Raw records
((

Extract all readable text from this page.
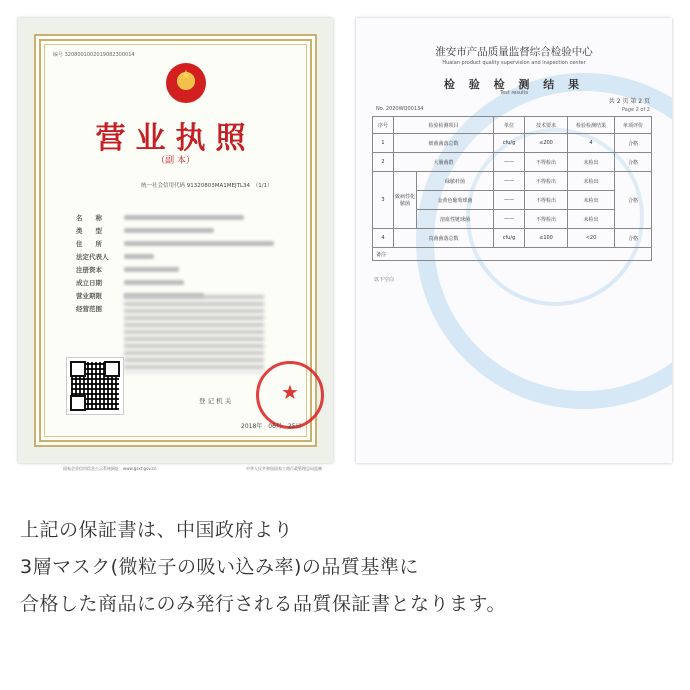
编号 3208001002019082300014
★
营业执照
（副 本）
统一社会信用代码 91320803MA1MEJTL34　（1/1）
名　　称
类　　型
住　　所
法定代表人
注册资本
成立日期
营业期限
经营范围
登 记 机 关	★
2018年　06月　25日
国家企业信用信息公示系统网址：www.gsxt.gov.cn	中华人民共和国国家工商行政管理总局监制
淮安市产品质量监督综合检验中心
Huaian product quality supervision and inspection center
检 验 检 测 结 果
Test results
No. 2020WQ00134
共 2 页 第 2 页
Page 2 of 2
序号	检验检测项目		单位	技术要求	检验检测结果	单项评价
1	细菌菌落总数		cfu/g	≤200	4	合格
2	大肠菌群		——	不得检出	未检出	合格
3	致病性化脓菌	绿脓杆菌	——	不得检出	未检出	合格
		金黄色葡萄球菌	——	不得检出	未检出	
		溶血性链球菌	——	不得检出	未检出	
4	真菌菌落总数		cfu/g	≤100	<20	合格
备注						
以下空白
上記の保証書は、中国政府より
3層マスク(微粒子の吸い込み率)の品質基準に
合格した商品にのみ発行される品質保証書となります。
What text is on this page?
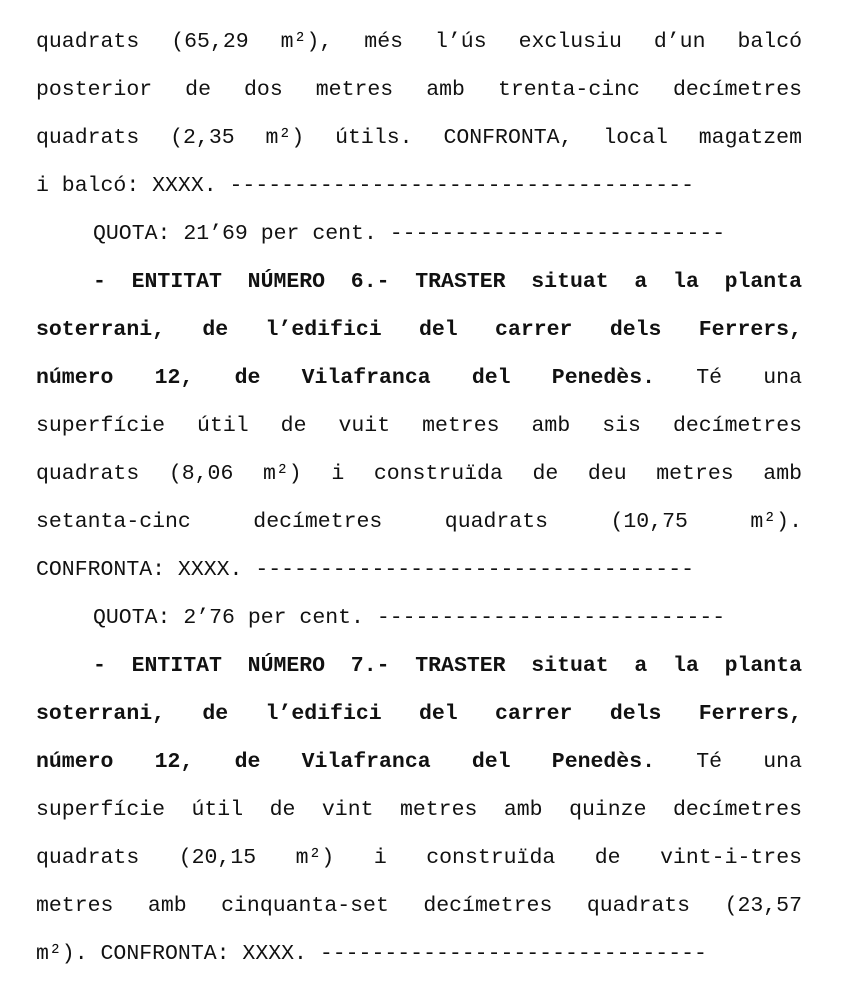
quadrats (65,29 m²), més l’ús exclusiu d’un balcó
posterior de dos metres amb trenta-cinc decímetres
quadrats (2,35 m²) útils. CONFRONTA, local magatzem
i balcó: XXXX. ------------------------------------
QUOTA: 21’69 per cent. --------------------------
- ENTITAT NÚMERO 6.- TRASTER situat a la planta
soterrani, de l’edifici del carrer dels Ferrers,
número 12, de Vilafranca del Penedès. Té una
superfície útil de vuit metres amb sis decímetres
quadrats (8,06 m²) i construïda de deu metres amb
setanta-cinc decímetres quadrats (10,75 m²).
CONFRONTA: XXXX. ----------------------------------
QUOTA: 2’76 per cent. ---------------------------
- ENTITAT NÚMERO 7.- TRASTER situat a la planta
soterrani, de l’edifici del carrer dels Ferrers,
número 12, de Vilafranca del Penedès. Té una
superfície útil de vint metres amb quinze decímetres
quadrats (20,15 m²) i construïda de vint-i-tres
metres amb cinquanta-set decímetres quadrats (23,57
m²). CONFRONTA: XXXX. ------------------------------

))

EXERCISE BRIEF
Without the pictures, repeat all the records word for word.

ANSWER TO THIS EXERCISE
Extract all readable text from this page.
编号 3208001002019082300014
★
营业执照
（副 本）
统一社会信用代码 91320803MA1MEJTL34　（1/1）
名　　称
类　　型
住　　所
法定代表人
注册资本
成立日期
营业期限
经营范围
登 记 机 关	★
2018年　06月　25日
国家企业信用信息公示系统网址：www.gsxt.gov.cn	中华人民共和国国家工商行政管理总局监制
淮安市产品质量监督综合检验中心
Huaian product quality supervision and inspection center
检 验 检 测 结 果
Test results
No. 2020WQ00134
共 2 页 第 2 页
Page 2 of 2
序号	检验检测项目		单位	技术要求	检验检测结果	单项评价
1	细菌菌落总数		cfu/g	≤200	4	合格
2	大肠菌群		——	不得检出	未检出	合格
3	致病性化脓菌	绿脓杆菌	——	不得检出	未检出	合格
		金黄色葡萄球菌	——	不得检出	未检出	
		溶血性链球菌	——	不得检出	未检出	
4	真菌菌落总数		cfu/g	≤100	<20	合格
备注						
以下空白
上記の保証書は、中国政府より
3層マスク(微粒子の吸い込み率)の品質基準に
合格した商品にのみ発行される品質保証書となります。
What text is on this page?
quadrats (65,29 m²), més l’ús exclusiu d’un balcó
posterior de dos metres amb trenta-cinc decímetres
quadrats (2,35 m²) útils. CONFRONTA, local magatzem
i balcó: XXXX. ------------------------------------
QUOTA: 21’69 per cent. --------------------------
- ENTITAT NÚMERO 6.- TRASTER situat a la planta
soterrani, de l’edifici del carrer dels Ferrers,
número 12, de Vilafranca del Penedès. Té una
superfície útil de vuit metres amb sis decímetres
quadrats (8,06 m²) i construïda de deu metres amb
setanta-cinc decímetres quadrats (10,75 m²).
CONFRONTA: XXXX. ----------------------------------
QUOTA: 2’76 per cent. ---------------------------
- ENTITAT NÚMERO 7.- TRASTER situat a la planta
soterrani, de l’edifici del carrer dels Ferrers,
número 12, de Vilafranca del Penedès. Té una
superfície útil de vint metres amb quinze decímetres
quadrats (20,15 m²) i construïda de vint-i-tres
metres amb cinquanta-set decímetres quadrats (23,57
m²). CONFRONTA: XXXX. ------------------------------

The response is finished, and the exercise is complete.